The data must be given again exactly as written, with all images omitted.

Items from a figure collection
Content starts

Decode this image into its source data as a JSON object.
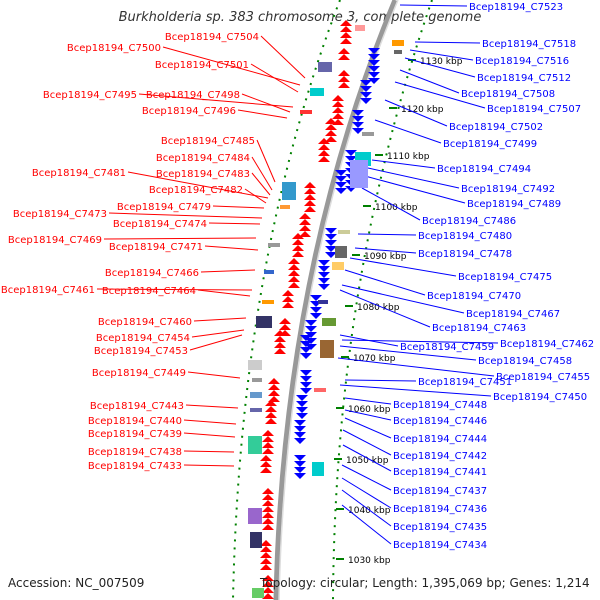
{
  "title": "Burkholderia sp. 383 chromosome 3, complete genome",
  "accession_label": "Accession: NC_007509",
  "summary_label": "Topology: circular; Length: 1,395,069 bp; Genes: 1,214",
  "colors": {
    "forward_strand": "#ff0000",
    "reverse_strand": "#0000ff",
    "backbone": "#999999",
    "ruler": "#008000"
  },
  "ruler_ticks": [
    "1030 kbp",
    "1040 kbp",
    "1050 kbp",
    "1060 kbp",
    "1070 kbp",
    "1080 kbp",
    "1090 kbp",
    "1100 kbp",
    "1110 kbp",
    "1120 kbp",
    "1130 kbp"
  ],
  "left_labels": [
    "Bcep18194_C7504",
    "Bcep18194_C7500",
    "Bcep18194_C7501",
    "Bcep18194_C7495",
    "Bcep18194_C7498",
    "Bcep18194_C7496",
    "Bcep18194_C7485",
    "Bcep18194_C7484",
    "Bcep18194_C7483",
    "Bcep18194_C7481",
    "Bcep18194_C7482",
    "Bcep18194_C7479",
    "Bcep18194_C7473",
    "Bcep18194_C7474",
    "Bcep18194_C7469",
    "Bcep18194_C7471",
    "Bcep18194_C7466",
    "Bcep18194_C7461",
    "Bcep18194_C7464",
    "Bcep18194_C7460",
    "Bcep18194_C7454",
    "Bcep18194_C7453",
    "Bcep18194_C7449",
    "Bcep18194_C7443",
    "Bcep18194_C7440",
    "Bcep18194_C7439",
    "Bcep18194_C7438",
    "Bcep18194_C7433"
  ],
  "right_labels": [
    "Bcep18194_C7523",
    "Bcep18194_C7518",
    "Bcep18194_C7516",
    "Bcep18194_C7512",
    "Bcep18194_C7508",
    "Bcep18194_C7507",
    "Bcep18194_C7502",
    "Bcep18194_C7499",
    "Bcep18194_C7494",
    "Bcep18194_C7492",
    "Bcep18194_C7489",
    "Bcep18194_C7486",
    "Bcep18194_C7480",
    "Bcep18194_C7478",
    "Bcep18194_C7475",
    "Bcep18194_C7470",
    "Bcep18194_C7467",
    "Bcep18194_C7463",
    "Bcep18194_C7462",
    "Bcep18194_C7459",
    "Bcep18194_C7458",
    "Bcep18194_C7455",
    "Bcep18194_C7451",
    "Bcep18194_C7450",
    "Bcep18194_C7448",
    "Bcep18194_C7446",
    "Bcep18194_C7444",
    "Bcep18194_C7442",
    "Bcep18194_C7441",
    "Bcep18194_C7437",
    "Bcep18194_C7436",
    "Bcep18194_C7435",
    "Bcep18194_C7434"
  ]
}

Content ends

## [EXERCISE SOLUTION]
Decode this image into its source data as a JSON object.
{
  "title": "Burkholderia sp. 383 chromosome 3, complete genome",
  "accession_label": "Accession: NC_007509",
  "summary_label": "Topology: circular; Length: 1,395,069 bp; Genes: 1,214",
  "colors": {
    "forward_strand": "#ff0000",
    "reverse_strand": "#0000ff",
    "backbone": "#999999",
    "ruler": "#008000"
  },
  "ruler_ticks": [
    "1030 kbp",
    "1040 kbp",
    "1050 kbp",
    "1060 kbp",
    "1070 kbp",
    "1080 kbp",
    "1090 kbp",
    "1100 kbp",
    "1110 kbp",
    "1120 kbp",
    "1130 kbp"
  ],
  "left_labels": [
    "Bcep18194_C7504",
    "Bcep18194_C7500",
    "Bcep18194_C7501",
    "Bcep18194_C7495",
    "Bcep18194_C7498",
    "Bcep18194_C7496",
    "Bcep18194_C7485",
    "Bcep18194_C7484",
    "Bcep18194_C7483",
    "Bcep18194_C7481",
    "Bcep18194_C7482",
    "Bcep18194_C7479",
    "Bcep18194_C7473",
    "Bcep18194_C7474",
    "Bcep18194_C7469",
    "Bcep18194_C7471",
    "Bcep18194_C7466",
    "Bcep18194_C7461",
    "Bcep18194_C7464",
    "Bcep18194_C7460",
    "Bcep18194_C7454",
    "Bcep18194_C7453",
    "Bcep18194_C7449",
    "Bcep18194_C7443",
    "Bcep18194_C7440",
    "Bcep18194_C7439",
    "Bcep18194_C7438",
    "Bcep18194_C7433"
  ],
  "right_labels": [
    "Bcep18194_C7523",
    "Bcep18194_C7518",
    "Bcep18194_C7516",
    "Bcep18194_C7512",
    "Bcep18194_C7508",
    "Bcep18194_C7507",
    "Bcep18194_C7502",
    "Bcep18194_C7499",
    "Bcep18194_C7494",
    "Bcep18194_C7492",
    "Bcep18194_C7489",
    "Bcep18194_C7486",
    "Bcep18194_C7480",
    "Bcep18194_C7478",
    "Bcep18194_C7475",
    "Bcep18194_C7470",
    "Bcep18194_C7467",
    "Bcep18194_C7463",
    "Bcep18194_C7462",
    "Bcep18194_C7459",
    "Bcep18194_C7458",
    "Bcep18194_C7455",
    "Bcep18194_C7451",
    "Bcep18194_C7450",
    "Bcep18194_C7448",
    "Bcep18194_C7446",
    "Bcep18194_C7444",
    "Bcep18194_C7442",
    "Bcep18194_C7441",
    "Bcep18194_C7437",
    "Bcep18194_C7436",
    "Bcep18194_C7435",
    "Bcep18194_C7434"
  ]
}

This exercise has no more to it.